Task objective:
From the entries provided below, copy each line that contains the word "reimbursement".
***
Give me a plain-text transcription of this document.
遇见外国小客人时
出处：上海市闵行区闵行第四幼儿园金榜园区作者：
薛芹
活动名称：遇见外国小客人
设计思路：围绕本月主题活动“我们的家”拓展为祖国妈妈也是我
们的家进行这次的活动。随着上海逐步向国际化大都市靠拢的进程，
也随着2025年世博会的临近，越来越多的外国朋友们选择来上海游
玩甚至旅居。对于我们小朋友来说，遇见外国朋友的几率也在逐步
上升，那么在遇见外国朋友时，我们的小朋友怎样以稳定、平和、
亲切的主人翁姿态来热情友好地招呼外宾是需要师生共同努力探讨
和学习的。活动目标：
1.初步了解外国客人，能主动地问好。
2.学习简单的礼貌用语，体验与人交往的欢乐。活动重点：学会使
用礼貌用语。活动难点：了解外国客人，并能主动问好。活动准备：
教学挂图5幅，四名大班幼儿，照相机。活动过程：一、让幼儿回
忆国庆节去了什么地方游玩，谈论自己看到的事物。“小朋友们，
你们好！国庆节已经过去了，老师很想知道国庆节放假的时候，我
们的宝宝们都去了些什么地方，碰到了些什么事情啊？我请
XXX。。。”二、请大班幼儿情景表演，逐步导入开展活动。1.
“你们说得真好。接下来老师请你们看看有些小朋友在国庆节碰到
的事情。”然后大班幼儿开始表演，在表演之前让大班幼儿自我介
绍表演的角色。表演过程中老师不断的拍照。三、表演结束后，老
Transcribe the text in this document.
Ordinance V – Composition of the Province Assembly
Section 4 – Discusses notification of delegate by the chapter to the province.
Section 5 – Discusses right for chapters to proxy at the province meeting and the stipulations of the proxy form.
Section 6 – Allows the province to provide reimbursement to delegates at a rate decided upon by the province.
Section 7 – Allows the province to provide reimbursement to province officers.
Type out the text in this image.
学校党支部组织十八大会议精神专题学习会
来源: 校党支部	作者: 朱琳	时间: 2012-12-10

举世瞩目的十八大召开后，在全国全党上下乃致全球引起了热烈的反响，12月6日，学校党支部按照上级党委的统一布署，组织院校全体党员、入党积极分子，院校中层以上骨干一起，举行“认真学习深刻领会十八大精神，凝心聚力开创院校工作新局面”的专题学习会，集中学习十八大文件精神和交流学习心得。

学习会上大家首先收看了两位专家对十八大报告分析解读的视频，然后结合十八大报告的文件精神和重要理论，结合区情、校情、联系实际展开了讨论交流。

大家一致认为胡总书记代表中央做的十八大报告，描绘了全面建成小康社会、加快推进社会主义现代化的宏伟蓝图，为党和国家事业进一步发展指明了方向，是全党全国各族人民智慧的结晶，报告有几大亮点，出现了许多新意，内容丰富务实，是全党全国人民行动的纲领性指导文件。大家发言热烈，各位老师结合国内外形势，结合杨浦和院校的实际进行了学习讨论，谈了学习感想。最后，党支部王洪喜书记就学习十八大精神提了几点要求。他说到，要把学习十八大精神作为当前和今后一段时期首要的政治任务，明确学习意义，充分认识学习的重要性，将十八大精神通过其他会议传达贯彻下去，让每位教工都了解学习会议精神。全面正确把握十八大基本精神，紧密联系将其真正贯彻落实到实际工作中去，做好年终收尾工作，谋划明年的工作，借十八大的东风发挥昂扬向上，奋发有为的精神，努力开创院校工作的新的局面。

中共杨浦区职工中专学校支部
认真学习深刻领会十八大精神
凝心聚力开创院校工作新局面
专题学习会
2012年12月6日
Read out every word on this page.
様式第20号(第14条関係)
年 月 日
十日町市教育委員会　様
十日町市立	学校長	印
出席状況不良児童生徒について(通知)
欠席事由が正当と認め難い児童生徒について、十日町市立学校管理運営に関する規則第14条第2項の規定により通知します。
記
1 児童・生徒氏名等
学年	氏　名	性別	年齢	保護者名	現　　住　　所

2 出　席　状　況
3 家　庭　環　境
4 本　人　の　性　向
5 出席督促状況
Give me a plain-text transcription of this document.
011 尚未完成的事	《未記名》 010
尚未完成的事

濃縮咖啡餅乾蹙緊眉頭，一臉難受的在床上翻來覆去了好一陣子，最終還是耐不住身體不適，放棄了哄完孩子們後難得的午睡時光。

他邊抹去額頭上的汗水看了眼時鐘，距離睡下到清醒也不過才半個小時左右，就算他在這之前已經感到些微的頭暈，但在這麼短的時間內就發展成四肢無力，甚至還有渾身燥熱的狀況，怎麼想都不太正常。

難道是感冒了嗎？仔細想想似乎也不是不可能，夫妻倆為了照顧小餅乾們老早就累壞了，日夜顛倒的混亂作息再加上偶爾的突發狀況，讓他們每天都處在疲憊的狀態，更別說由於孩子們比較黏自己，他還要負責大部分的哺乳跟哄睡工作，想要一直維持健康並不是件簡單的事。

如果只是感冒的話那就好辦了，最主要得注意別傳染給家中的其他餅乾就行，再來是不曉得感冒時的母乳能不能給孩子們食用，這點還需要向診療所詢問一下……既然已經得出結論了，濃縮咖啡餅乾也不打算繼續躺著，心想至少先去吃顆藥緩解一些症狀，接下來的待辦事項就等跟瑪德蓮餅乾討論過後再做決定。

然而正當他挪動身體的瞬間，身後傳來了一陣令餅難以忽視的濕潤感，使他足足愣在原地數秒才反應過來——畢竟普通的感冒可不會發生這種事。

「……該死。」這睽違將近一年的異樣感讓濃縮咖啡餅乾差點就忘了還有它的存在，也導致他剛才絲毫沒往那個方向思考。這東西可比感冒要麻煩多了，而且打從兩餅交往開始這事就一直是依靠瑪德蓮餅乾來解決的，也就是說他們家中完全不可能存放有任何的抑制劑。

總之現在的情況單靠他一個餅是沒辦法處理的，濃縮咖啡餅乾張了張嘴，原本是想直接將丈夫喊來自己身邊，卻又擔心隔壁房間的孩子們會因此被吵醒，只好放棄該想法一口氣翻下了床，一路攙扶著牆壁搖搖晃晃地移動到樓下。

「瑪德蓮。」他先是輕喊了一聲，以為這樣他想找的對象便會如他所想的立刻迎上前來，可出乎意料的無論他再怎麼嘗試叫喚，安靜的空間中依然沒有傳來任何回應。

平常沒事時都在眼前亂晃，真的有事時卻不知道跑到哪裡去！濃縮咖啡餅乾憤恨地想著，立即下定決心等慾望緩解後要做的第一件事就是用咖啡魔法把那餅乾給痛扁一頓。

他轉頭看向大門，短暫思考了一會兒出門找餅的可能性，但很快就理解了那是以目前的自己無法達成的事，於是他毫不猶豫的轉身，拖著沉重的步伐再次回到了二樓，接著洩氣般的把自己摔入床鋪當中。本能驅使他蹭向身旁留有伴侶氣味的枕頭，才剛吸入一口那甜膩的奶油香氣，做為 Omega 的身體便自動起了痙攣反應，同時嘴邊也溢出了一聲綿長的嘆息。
***
Solution to the problem:
Section 6 – Allows the province to provide reimbursement to delegates at a rate decided upon by the province.
Section 7 – Allows the province to provide reimbursement to province officers.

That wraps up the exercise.